Records from a data collection:
····················
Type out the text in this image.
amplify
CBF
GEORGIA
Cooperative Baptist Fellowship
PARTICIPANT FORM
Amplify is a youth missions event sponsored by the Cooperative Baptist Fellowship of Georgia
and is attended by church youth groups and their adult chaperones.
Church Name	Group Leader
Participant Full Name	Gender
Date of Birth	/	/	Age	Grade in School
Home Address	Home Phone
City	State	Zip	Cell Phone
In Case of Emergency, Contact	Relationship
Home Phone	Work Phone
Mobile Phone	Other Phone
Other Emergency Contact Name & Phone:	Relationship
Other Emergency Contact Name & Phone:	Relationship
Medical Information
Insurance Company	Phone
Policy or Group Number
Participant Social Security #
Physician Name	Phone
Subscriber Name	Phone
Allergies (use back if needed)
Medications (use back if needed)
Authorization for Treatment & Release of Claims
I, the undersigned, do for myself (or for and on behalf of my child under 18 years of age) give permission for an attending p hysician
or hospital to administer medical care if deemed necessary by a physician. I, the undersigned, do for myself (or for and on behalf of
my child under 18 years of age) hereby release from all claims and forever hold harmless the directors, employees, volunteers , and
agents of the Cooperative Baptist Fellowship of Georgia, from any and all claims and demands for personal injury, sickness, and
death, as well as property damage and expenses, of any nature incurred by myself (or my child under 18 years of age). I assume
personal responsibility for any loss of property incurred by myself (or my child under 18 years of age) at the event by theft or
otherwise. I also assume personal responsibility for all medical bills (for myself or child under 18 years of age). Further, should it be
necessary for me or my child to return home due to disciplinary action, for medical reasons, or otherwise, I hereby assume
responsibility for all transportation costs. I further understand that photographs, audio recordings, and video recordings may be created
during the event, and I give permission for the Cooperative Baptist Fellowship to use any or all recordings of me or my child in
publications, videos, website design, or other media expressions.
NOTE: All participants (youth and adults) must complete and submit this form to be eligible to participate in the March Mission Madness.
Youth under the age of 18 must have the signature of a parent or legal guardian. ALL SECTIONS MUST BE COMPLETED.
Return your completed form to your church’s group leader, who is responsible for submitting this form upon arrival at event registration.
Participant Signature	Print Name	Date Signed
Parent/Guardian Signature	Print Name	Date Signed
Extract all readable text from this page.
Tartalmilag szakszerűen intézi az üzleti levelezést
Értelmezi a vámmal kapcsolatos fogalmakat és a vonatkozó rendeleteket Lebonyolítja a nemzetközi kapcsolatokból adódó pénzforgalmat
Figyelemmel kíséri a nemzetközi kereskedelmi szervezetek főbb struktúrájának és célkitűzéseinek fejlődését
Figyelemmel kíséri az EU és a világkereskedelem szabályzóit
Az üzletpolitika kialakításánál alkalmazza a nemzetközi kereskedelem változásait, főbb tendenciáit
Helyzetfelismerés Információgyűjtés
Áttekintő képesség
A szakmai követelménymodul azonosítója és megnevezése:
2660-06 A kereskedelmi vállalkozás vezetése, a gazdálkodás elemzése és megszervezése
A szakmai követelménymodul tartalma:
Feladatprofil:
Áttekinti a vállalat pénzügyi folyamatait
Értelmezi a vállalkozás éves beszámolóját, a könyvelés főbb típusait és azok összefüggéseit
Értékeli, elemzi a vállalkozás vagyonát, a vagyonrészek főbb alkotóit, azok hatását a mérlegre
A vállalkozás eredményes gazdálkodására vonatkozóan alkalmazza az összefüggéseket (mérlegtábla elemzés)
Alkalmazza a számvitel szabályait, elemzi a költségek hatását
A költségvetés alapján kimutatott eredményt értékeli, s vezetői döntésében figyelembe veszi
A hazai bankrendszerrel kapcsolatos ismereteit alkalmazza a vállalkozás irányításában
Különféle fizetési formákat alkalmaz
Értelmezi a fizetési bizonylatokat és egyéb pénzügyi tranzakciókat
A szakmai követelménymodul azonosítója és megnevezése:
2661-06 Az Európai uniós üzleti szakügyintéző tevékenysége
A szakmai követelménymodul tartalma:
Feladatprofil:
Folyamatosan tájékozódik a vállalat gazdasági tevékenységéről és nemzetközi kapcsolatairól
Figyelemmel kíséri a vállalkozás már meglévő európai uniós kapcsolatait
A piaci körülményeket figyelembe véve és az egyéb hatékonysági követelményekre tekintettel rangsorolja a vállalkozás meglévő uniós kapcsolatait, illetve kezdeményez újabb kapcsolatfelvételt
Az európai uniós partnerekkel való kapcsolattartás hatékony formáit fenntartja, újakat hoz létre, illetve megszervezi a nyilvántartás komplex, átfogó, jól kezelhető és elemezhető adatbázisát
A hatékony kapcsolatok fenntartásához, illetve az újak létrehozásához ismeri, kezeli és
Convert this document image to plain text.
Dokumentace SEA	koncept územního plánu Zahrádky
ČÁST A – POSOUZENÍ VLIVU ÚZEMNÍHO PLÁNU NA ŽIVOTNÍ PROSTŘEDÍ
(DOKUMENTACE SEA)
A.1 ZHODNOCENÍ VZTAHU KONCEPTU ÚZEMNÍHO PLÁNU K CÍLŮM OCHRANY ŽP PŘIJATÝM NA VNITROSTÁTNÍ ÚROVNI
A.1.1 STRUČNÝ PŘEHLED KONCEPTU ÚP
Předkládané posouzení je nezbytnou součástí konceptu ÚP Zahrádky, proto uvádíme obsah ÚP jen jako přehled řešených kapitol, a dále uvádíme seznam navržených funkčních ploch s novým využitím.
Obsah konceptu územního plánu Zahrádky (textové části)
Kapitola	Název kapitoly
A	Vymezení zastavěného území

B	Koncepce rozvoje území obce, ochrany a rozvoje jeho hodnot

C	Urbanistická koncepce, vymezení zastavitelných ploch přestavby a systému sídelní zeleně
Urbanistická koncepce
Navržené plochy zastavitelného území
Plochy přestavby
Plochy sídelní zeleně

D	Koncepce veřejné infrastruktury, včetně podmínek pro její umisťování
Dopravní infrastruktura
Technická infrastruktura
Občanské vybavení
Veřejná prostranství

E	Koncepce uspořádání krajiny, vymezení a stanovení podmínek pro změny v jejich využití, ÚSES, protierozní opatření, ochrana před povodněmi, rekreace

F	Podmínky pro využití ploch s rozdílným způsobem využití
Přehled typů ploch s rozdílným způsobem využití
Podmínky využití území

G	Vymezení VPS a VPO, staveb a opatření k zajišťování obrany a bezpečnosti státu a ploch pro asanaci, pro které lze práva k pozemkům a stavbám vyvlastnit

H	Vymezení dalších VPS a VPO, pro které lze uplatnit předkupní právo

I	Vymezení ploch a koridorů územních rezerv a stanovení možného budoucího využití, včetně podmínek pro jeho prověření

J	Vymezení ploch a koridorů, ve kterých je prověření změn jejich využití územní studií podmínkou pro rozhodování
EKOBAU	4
····················
(WHAT YOU HAVE TO DO): Tally every line of the listing that holds the string "undersigned", then give the number by itself.

(RESPONSE): 2